** start of Input rows **

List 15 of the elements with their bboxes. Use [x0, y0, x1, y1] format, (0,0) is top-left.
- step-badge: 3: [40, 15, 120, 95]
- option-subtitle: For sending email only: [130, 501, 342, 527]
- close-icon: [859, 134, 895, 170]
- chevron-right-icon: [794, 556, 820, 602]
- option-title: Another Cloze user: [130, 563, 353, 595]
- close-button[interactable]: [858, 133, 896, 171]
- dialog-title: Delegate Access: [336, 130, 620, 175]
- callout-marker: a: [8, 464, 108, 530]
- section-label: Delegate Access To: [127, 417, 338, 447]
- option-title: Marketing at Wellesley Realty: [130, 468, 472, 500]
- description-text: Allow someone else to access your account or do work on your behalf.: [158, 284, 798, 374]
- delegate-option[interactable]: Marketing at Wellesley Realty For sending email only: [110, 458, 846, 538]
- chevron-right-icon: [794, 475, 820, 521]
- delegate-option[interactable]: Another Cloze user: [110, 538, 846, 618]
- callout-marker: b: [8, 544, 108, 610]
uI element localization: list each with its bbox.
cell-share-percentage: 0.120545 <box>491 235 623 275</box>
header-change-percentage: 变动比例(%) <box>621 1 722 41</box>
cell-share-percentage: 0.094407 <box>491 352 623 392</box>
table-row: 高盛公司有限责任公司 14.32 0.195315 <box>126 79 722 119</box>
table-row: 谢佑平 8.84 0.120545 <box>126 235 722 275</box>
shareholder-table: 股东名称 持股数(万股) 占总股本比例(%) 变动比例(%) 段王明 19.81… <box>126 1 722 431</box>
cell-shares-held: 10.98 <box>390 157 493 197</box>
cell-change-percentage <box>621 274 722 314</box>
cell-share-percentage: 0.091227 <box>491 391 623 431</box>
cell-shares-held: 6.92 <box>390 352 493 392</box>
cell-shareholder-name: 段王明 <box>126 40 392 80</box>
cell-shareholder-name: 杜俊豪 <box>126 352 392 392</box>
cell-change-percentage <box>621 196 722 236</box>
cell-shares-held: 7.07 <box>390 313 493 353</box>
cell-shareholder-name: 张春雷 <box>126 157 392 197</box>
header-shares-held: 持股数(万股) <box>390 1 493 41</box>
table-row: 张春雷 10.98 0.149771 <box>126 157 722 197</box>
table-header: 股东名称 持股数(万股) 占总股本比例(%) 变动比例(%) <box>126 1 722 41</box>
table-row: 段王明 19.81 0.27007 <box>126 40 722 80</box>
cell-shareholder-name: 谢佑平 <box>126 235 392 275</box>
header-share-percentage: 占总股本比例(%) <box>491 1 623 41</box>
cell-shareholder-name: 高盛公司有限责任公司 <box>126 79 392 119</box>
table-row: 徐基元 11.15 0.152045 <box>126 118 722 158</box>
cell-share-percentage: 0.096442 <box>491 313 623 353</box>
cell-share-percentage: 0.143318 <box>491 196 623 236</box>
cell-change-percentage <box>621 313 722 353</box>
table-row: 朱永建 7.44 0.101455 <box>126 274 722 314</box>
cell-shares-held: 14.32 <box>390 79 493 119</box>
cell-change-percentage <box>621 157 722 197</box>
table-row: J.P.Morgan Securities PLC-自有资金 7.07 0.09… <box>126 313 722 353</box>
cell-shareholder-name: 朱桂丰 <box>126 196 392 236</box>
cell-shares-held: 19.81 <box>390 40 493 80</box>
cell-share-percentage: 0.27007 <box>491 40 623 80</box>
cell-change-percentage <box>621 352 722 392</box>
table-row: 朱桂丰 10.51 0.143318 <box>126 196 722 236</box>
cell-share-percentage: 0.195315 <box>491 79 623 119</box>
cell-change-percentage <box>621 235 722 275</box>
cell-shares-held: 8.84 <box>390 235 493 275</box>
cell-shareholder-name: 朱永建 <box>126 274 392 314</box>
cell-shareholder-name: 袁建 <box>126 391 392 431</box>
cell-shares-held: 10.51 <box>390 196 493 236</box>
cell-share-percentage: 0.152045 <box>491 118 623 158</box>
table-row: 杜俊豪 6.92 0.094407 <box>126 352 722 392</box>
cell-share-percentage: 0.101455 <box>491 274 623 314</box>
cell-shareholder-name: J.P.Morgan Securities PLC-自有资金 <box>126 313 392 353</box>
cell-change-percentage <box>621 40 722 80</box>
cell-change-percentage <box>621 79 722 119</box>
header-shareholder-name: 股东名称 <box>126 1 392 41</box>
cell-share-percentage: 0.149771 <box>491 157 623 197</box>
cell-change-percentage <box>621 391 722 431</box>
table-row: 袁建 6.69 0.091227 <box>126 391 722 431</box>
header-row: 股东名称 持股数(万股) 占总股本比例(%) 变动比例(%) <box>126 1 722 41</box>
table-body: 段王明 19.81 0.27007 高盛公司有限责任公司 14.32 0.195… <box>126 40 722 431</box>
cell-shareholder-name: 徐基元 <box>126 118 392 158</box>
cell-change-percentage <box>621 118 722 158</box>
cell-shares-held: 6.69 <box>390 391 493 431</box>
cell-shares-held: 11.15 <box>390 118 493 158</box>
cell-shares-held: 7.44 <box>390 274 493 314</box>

** end of Input rows **

== What to produce ==
Reproduce the data above, changing each instance of "cell-change-percentage" to "cell-pct-change" and leaving every other character as it is.

== Right answer ==
List 15 of the elements with their bboxes. Use [x0, y0, x1, y1] format, (0,0) is top-left.
- step-badge: 3: [40, 15, 120, 95]
- option-subtitle: For sending email only: [130, 501, 342, 527]
- close-icon: [859, 134, 895, 170]
- chevron-right-icon: [794, 556, 820, 602]
- option-title: Another Cloze user: [130, 563, 353, 595]
- close-button[interactable]: [858, 133, 896, 171]
- dialog-title: Delegate Access: [336, 130, 620, 175]
- callout-marker: a: [8, 464, 108, 530]
- section-label: Delegate Access To: [127, 417, 338, 447]
- option-title: Marketing at Wellesley Realty: [130, 468, 472, 500]
- description-text: Allow someone else to access your account or do work on your behalf.: [158, 284, 798, 374]
- delegate-option[interactable]: Marketing at Wellesley Realty For sending email only: [110, 458, 846, 538]
- chevron-right-icon: [794, 475, 820, 521]
- delegate-option[interactable]: Another Cloze user: [110, 538, 846, 618]
- callout-marker: b: [8, 544, 108, 610]
uI element localization: list each with its bbox.
cell-share-percentage: 0.120545 <box>491 235 623 275</box>
header-change-percentage: 变动比例(%) <box>621 1 722 41</box>
cell-share-percentage: 0.094407 <box>491 352 623 392</box>
table-row: 高盛公司有限责任公司 14.32 0.195315 <box>126 79 722 119</box>
table-row: 谢佑平 8.84 0.120545 <box>126 235 722 275</box>
shareholder-table: 股东名称 持股数(万股) 占总股本比例(%) 变动比例(%) 段王明 19.81… <box>126 1 722 431</box>
cell-shares-held: 10.98 <box>390 157 493 197</box>
cell-pct-change <box>621 274 722 314</box>
cell-share-percentage: 0.091227 <box>491 391 623 431</box>
cell-shares-held: 6.92 <box>390 352 493 392</box>
cell-shareholder-name: 段王明 <box>126 40 392 80</box>
cell-shareholder-name: 杜俊豪 <box>126 352 392 392</box>
cell-pct-change <box>621 196 722 236</box>
cell-shares-held: 7.07 <box>390 313 493 353</box>
cell-shareholder-name: 张春雷 <box>126 157 392 197</box>
header-shares-held: 持股数(万股) <box>390 1 493 41</box>
table-row: 张春雷 10.98 0.149771 <box>126 157 722 197</box>
table-header: 股东名称 持股数(万股) 占总股本比例(%) 变动比例(%) <box>126 1 722 41</box>
table-row: 段王明 19.81 0.27007 <box>126 40 722 80</box>
cell-shareholder-name: 谢佑平 <box>126 235 392 275</box>
header-share-percentage: 占总股本比例(%) <box>491 1 623 41</box>
cell-shareholder-name: 高盛公司有限责任公司 <box>126 79 392 119</box>
table-row: 徐基元 11.15 0.152045 <box>126 118 722 158</box>
cell-share-percentage: 0.096442 <box>491 313 623 353</box>
cell-share-percentage: 0.143318 <box>491 196 623 236</box>
cell-pct-change <box>621 313 722 353</box>
table-row: 朱永建 7.44 0.101455 <box>126 274 722 314</box>
cell-shares-held: 14.32 <box>390 79 493 119</box>
cell-pct-change <box>621 157 722 197</box>
table-row: J.P.Morgan Securities PLC-自有资金 7.07 0.09… <box>126 313 722 353</box>
cell-shareholder-name: 朱桂丰 <box>126 196 392 236</box>
cell-shares-held: 19.81 <box>390 40 493 80</box>
cell-share-percentage: 0.27007 <box>491 40 623 80</box>
cell-pct-change <box>621 352 722 392</box>
table-row: 朱桂丰 10.51 0.143318 <box>126 196 722 236</box>
cell-share-percentage: 0.195315 <box>491 79 623 119</box>
cell-pct-change <box>621 235 722 275</box>
cell-shares-held: 8.84 <box>390 235 493 275</box>
cell-shareholder-name: 朱永建 <box>126 274 392 314</box>
cell-shareholder-name: 袁建 <box>126 391 392 431</box>
cell-shares-held: 10.51 <box>390 196 493 236</box>
cell-share-percentage: 0.152045 <box>491 118 623 158</box>
table-row: 杜俊豪 6.92 0.094407 <box>126 352 722 392</box>
cell-share-percentage: 0.101455 <box>491 274 623 314</box>
cell-shareholder-name: J.P.Morgan Securities PLC-自有资金 <box>126 313 392 353</box>
cell-pct-change <box>621 40 722 80</box>
cell-pct-change <box>621 79 722 119</box>
header-shareholder-name: 股东名称 <box>126 1 392 41</box>
cell-share-percentage: 0.149771 <box>491 157 623 197</box>
cell-pct-change <box>621 391 722 431</box>
table-row: 袁建 6.69 0.091227 <box>126 391 722 431</box>
header-row: 股东名称 持股数(万股) 占总股本比例(%) 变动比例(%) <box>126 1 722 41</box>
table-body: 段王明 19.81 0.27007 高盛公司有限责任公司 14.32 0.195… <box>126 40 722 431</box>
cell-shareholder-name: 徐基元 <box>126 118 392 158</box>
cell-pct-change <box>621 118 722 158</box>
cell-shares-held: 6.69 <box>390 391 493 431</box>
cell-shares-held: 11.15 <box>390 118 493 158</box>
cell-shares-held: 7.44 <box>390 274 493 314</box>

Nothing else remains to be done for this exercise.